(Document transcript data)

▼

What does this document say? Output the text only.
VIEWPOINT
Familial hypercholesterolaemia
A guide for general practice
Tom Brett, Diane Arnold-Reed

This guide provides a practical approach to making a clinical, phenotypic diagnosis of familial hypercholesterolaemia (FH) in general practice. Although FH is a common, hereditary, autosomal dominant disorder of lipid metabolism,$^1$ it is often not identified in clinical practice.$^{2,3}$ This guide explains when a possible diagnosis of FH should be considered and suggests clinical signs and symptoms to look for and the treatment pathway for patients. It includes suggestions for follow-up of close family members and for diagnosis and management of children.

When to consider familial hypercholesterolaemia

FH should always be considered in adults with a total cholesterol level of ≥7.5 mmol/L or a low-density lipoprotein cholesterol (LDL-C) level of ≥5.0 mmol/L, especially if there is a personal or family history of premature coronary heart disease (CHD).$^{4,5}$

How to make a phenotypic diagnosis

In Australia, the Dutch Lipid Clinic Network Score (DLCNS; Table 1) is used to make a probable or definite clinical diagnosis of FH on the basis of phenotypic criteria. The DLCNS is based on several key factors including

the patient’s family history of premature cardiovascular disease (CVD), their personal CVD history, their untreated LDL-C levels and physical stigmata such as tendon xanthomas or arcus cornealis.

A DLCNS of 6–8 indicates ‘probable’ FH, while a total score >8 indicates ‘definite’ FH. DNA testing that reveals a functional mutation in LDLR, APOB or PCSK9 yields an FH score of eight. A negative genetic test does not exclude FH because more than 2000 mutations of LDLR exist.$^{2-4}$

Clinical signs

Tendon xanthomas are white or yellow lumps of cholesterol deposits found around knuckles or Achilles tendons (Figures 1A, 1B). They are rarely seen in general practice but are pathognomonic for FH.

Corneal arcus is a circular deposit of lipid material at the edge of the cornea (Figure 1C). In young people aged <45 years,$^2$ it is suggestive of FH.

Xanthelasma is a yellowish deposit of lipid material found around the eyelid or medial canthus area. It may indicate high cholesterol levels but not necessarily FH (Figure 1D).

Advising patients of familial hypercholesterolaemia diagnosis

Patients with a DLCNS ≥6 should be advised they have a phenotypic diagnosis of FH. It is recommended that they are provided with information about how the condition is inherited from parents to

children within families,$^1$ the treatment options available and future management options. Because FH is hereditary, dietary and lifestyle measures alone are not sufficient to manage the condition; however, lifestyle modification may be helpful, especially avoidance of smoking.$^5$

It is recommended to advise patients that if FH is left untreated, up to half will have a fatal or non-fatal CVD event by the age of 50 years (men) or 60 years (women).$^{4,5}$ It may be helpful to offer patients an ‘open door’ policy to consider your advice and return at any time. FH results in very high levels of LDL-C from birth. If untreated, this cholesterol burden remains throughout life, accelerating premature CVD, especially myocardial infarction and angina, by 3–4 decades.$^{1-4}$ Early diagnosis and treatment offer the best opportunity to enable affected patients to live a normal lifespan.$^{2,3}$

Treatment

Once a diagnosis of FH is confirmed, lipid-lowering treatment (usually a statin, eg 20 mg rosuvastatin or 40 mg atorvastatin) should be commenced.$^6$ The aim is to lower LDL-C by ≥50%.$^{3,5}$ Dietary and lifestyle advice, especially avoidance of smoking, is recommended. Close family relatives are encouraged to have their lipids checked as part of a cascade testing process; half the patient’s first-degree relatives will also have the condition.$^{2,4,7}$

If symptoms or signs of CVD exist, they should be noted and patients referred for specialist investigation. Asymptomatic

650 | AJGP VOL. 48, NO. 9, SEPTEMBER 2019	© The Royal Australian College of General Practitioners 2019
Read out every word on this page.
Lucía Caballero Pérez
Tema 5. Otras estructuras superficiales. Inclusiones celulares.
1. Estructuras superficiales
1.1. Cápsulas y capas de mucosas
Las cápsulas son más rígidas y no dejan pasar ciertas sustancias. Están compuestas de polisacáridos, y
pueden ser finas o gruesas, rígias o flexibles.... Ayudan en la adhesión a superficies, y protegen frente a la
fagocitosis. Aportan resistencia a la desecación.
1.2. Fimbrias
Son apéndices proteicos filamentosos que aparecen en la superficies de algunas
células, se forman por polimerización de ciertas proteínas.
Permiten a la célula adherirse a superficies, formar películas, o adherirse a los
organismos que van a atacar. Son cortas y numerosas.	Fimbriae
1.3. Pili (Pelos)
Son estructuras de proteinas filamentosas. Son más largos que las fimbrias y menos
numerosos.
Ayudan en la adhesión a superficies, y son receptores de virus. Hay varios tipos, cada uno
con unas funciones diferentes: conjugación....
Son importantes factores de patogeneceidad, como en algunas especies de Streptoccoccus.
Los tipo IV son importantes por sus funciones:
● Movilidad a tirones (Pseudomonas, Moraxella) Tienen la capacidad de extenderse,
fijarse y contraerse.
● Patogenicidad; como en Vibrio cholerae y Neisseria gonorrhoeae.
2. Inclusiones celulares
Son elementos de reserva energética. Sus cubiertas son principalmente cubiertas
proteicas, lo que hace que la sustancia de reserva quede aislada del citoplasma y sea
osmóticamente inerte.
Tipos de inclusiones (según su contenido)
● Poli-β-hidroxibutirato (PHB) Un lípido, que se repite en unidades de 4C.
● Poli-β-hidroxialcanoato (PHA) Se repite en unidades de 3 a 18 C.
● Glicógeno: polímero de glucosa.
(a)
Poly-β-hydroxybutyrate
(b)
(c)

▲

PROBLEM DESCRIPTION -
Go through the records and print each one exactly.

OUTPUT -
What does this document say? Output the text only.
VIEWPOINT
Familial hypercholesterolaemia
A guide for general practice
Tom Brett, Diane Arnold-Reed

This guide provides a practical approach to making a clinical, phenotypic diagnosis of familial hypercholesterolaemia (FH) in general practice. Although FH is a common, hereditary, autosomal dominant disorder of lipid metabolism,$^1$ it is often not identified in clinical practice.$^{2,3}$ This guide explains when a possible diagnosis of FH should be considered and suggests clinical signs and symptoms to look for and the treatment pathway for patients. It includes suggestions for follow-up of close family members and for diagnosis and management of children.

When to consider familial hypercholesterolaemia

FH should always be considered in adults with a total cholesterol level of ≥7.5 mmol/L or a low-density lipoprotein cholesterol (LDL-C) level of ≥5.0 mmol/L, especially if there is a personal or family history of premature coronary heart disease (CHD).$^{4,5}$

How to make a phenotypic diagnosis

In Australia, the Dutch Lipid Clinic Network Score (DLCNS; Table 1) is used to make a probable or definite clinical diagnosis of FH on the basis of phenotypic criteria. The DLCNS is based on several key factors including

the patient’s family history of premature cardiovascular disease (CVD), their personal CVD history, their untreated LDL-C levels and physical stigmata such as tendon xanthomas or arcus cornealis.

A DLCNS of 6–8 indicates ‘probable’ FH, while a total score >8 indicates ‘definite’ FH. DNA testing that reveals a functional mutation in LDLR, APOB or PCSK9 yields an FH score of eight. A negative genetic test does not exclude FH because more than 2000 mutations of LDLR exist.$^{2-4}$

Clinical signs

Tendon xanthomas are white or yellow lumps of cholesterol deposits found around knuckles or Achilles tendons (Figures 1A, 1B). They are rarely seen in general practice but are pathognomonic for FH.

Corneal arcus is a circular deposit of lipid material at the edge of the cornea (Figure 1C). In young people aged <45 years,$^2$ it is suggestive of FH.

Xanthelasma is a yellowish deposit of lipid material found around the eyelid or medial canthus area. It may indicate high cholesterol levels but not necessarily FH (Figure 1D).

Advising patients of familial hypercholesterolaemia diagnosis

Patients with a DLCNS ≥6 should be advised they have a phenotypic diagnosis of FH. It is recommended that they are provided with information about how the condition is inherited from parents to

children within families,$^1$ the treatment options available and future management options. Because FH is hereditary, dietary and lifestyle measures alone are not sufficient to manage the condition; however, lifestyle modification may be helpful, especially avoidance of smoking.$^5$

It is recommended to advise patients that if FH is left untreated, up to half will have a fatal or non-fatal CVD event by the age of 50 years (men) or 60 years (women).$^{4,5}$ It may be helpful to offer patients an ‘open door’ policy to consider your advice and return at any time. FH results in very high levels of LDL-C from birth. If untreated, this cholesterol burden remains throughout life, accelerating premature CVD, especially myocardial infarction and angina, by 3–4 decades.$^{1-4}$ Early diagnosis and treatment offer the best opportunity to enable affected patients to live a normal lifespan.$^{2,3}$

Treatment

Once a diagnosis of FH is confirmed, lipid-lowering treatment (usually a statin, eg 20 mg rosuvastatin or 40 mg atorvastatin) should be commenced.$^6$ The aim is to lower LDL-C by ≥50%.$^{3,5}$ Dietary and lifestyle advice, especially avoidance of smoking, is recommended. Close family relatives are encouraged to have their lipids checked as part of a cascade testing process; half the patient’s first-degree relatives will also have the condition.$^{2,4,7}$

If symptoms or signs of CVD exist, they should be noted and patients referred for specialist investigation. Asymptomatic

650 | AJGP VOL. 48, NO. 9, SEPTEMBER 2019	© The Royal Australian College of General Practitioners 2019
Read out every word on this page.
Lucía Caballero Pérez
Tema 5. Otras estructuras superficiales. Inclusiones celulares.
1. Estructuras superficiales
1.1. Cápsulas y capas de mucosas
Las cápsulas son más rígidas y no dejan pasar ciertas sustancias. Están compuestas de polisacáridos, y
pueden ser finas o gruesas, rígias o flexibles.... Ayudan en la adhesión a superficies, y protegen frente a la
fagocitosis. Aportan resistencia a la desecación.
1.2. Fimbrias
Son apéndices proteicos filamentosos que aparecen en la superficies de algunas
células, se forman por polimerización de ciertas proteínas.
Permiten a la célula adherirse a superficies, formar películas, o adherirse a los
organismos que van a atacar. Son cortas y numerosas.	Fimbriae
1.3. Pili (Pelos)
Son estructuras de proteinas filamentosas. Son más largos que las fimbrias y menos
numerosos.
Ayudan en la adhesión a superficies, y son receptores de virus. Hay varios tipos, cada uno
con unas funciones diferentes: conjugación....
Son importantes factores de patogeneceidad, como en algunas especies de Streptoccoccus.
Los tipo IV son importantes por sus funciones:
● Movilidad a tirones (Pseudomonas, Moraxella) Tienen la capacidad de extenderse,
fijarse y contraerse.
● Patogenicidad; como en Vibrio cholerae y Neisseria gonorrhoeae.
2. Inclusiones celulares
Son elementos de reserva energética. Sus cubiertas son principalmente cubiertas
proteicas, lo que hace que la sustancia de reserva quede aislada del citoplasma y sea
osmóticamente inerte.
Tipos de inclusiones (según su contenido)
● Poli-β-hidroxibutirato (PHB) Un lípido, que se repite en unidades de 4C.
● Poli-β-hidroxialcanoato (PHA) Se repite en unidades de 3 a 18 C.
● Glicógeno: polímero de glucosa.
(a)
Poly-β-hydroxybutyrate
(b)
(c)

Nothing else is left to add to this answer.